[start of Material shown]

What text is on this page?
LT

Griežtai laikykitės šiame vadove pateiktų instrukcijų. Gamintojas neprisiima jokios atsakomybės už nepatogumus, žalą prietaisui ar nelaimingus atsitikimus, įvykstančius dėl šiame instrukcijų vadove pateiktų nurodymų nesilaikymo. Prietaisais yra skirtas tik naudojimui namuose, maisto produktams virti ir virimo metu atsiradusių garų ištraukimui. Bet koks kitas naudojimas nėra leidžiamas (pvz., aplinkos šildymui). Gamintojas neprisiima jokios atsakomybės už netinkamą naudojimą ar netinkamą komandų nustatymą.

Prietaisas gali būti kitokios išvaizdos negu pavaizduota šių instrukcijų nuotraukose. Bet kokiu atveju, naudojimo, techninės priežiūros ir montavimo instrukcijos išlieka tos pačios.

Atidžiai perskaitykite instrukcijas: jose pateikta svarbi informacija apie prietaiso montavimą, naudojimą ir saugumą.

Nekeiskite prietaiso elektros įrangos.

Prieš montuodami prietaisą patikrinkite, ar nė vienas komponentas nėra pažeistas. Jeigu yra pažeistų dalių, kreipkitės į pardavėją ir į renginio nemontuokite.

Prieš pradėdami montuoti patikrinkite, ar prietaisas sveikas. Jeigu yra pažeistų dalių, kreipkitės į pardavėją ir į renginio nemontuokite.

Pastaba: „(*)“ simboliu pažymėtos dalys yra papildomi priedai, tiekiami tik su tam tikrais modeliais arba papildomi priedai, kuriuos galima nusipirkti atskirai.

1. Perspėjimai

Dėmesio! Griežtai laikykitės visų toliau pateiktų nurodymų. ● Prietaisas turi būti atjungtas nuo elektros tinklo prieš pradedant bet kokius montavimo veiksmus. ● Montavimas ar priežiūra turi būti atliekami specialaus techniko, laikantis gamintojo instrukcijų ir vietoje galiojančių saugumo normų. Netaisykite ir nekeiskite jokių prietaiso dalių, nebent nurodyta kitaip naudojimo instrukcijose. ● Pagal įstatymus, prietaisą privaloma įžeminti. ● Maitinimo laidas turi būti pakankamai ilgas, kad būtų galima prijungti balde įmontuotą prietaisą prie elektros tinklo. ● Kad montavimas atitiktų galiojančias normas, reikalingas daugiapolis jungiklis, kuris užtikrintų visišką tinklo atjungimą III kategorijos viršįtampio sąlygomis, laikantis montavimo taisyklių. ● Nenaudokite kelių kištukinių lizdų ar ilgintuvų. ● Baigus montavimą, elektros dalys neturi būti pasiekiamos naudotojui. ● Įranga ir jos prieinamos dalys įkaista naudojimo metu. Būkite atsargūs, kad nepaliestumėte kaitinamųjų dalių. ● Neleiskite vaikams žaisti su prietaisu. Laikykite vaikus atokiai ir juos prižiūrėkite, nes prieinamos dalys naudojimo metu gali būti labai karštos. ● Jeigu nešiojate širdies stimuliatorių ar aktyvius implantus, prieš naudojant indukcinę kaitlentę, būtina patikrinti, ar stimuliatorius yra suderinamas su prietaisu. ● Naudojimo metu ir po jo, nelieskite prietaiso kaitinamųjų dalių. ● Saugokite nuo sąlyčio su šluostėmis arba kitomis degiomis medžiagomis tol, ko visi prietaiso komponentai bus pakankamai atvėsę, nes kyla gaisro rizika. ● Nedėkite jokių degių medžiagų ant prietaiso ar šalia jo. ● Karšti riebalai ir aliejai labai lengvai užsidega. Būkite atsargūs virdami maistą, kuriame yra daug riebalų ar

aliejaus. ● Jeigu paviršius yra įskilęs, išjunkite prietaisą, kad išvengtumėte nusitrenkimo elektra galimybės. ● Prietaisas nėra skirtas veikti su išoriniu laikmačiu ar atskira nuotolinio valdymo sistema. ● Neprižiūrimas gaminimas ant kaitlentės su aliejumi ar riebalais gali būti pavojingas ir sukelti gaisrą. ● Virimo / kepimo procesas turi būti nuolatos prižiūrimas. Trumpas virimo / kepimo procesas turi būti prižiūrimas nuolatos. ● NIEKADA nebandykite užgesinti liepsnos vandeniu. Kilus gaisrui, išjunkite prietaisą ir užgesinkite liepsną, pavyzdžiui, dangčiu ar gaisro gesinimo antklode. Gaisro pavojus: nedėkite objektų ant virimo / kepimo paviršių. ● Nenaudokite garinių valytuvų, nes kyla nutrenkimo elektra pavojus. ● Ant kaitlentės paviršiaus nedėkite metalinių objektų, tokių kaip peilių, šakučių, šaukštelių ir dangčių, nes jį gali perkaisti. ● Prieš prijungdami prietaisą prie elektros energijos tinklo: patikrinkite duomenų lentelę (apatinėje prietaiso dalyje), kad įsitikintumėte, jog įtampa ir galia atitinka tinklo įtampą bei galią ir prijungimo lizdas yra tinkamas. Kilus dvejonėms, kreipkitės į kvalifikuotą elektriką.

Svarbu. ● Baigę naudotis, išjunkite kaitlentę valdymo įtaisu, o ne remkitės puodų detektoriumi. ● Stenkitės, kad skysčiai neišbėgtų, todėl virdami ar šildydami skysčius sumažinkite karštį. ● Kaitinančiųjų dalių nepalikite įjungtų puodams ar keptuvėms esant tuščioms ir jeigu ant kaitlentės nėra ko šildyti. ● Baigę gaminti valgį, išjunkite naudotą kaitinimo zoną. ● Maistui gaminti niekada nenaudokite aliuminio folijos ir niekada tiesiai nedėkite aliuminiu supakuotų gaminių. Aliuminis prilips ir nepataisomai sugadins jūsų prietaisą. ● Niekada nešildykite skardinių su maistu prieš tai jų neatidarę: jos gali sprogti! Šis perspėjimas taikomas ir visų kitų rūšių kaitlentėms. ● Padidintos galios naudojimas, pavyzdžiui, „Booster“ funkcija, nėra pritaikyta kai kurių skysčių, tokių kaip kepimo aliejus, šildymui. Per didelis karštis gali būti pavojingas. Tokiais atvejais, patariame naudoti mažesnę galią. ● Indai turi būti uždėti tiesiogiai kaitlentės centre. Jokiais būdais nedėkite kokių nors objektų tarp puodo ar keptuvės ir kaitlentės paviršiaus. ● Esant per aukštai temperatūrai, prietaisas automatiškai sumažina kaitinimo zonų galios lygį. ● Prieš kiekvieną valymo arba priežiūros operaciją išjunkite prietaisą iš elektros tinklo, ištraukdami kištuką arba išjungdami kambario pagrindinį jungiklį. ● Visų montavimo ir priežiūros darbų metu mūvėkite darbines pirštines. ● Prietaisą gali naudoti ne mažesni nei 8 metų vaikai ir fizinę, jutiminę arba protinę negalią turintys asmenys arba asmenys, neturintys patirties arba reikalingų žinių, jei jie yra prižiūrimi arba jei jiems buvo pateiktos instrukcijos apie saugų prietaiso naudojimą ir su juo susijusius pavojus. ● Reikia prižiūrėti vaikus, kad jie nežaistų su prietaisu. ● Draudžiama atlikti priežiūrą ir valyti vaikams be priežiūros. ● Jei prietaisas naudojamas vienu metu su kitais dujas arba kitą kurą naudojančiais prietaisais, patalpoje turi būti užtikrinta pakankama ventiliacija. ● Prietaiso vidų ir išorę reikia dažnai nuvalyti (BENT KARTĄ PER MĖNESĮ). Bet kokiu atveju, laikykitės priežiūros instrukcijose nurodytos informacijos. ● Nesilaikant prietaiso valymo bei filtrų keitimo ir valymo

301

[end of Material shown]

- Exercise aim -
Report the number of lines that contain "pardavėją", with no other words.

- Written answer -
2